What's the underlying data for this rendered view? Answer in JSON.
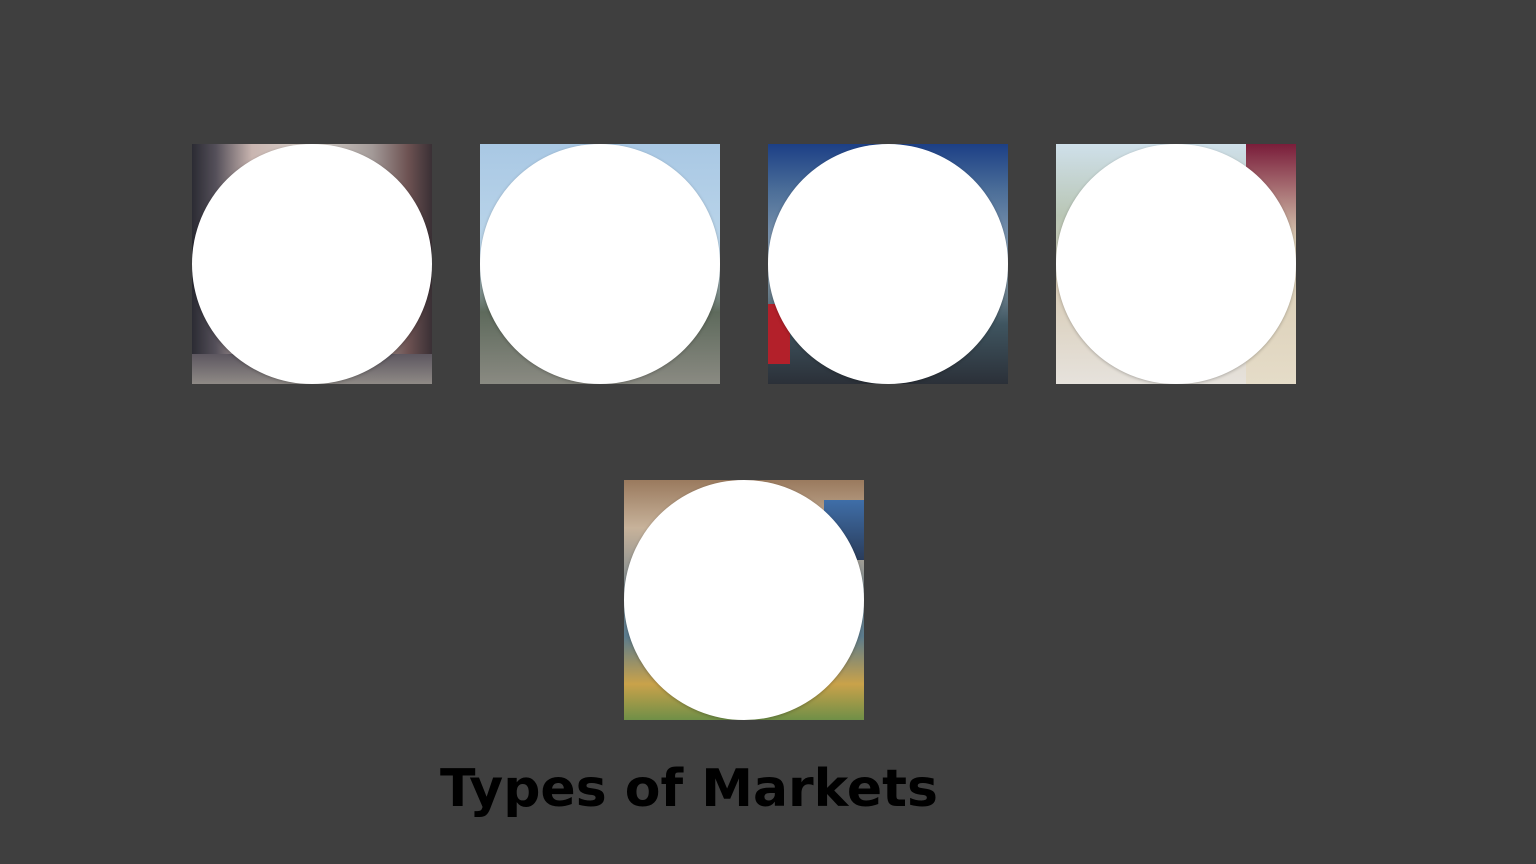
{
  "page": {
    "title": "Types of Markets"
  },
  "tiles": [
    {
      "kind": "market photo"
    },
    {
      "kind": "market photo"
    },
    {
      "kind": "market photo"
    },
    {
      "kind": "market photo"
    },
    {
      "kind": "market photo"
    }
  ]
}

*****

WHAT IS EXPECTED
Using the material above, set down every line exactly, but skip the pictures.

RESULT FOR THIS EXERCISE
What's the underlying data for this rendered view? Answer in JSON.
{
  "page": {
    "title": "Types of Markets"
  },
  "tiles": [
    {
      "kind": "market photo"
    },
    {
      "kind": "market photo"
    },
    {
      "kind": "market photo"
    },
    {
      "kind": "market photo"
    },
    {
      "kind": "market photo"
    }
  ]
}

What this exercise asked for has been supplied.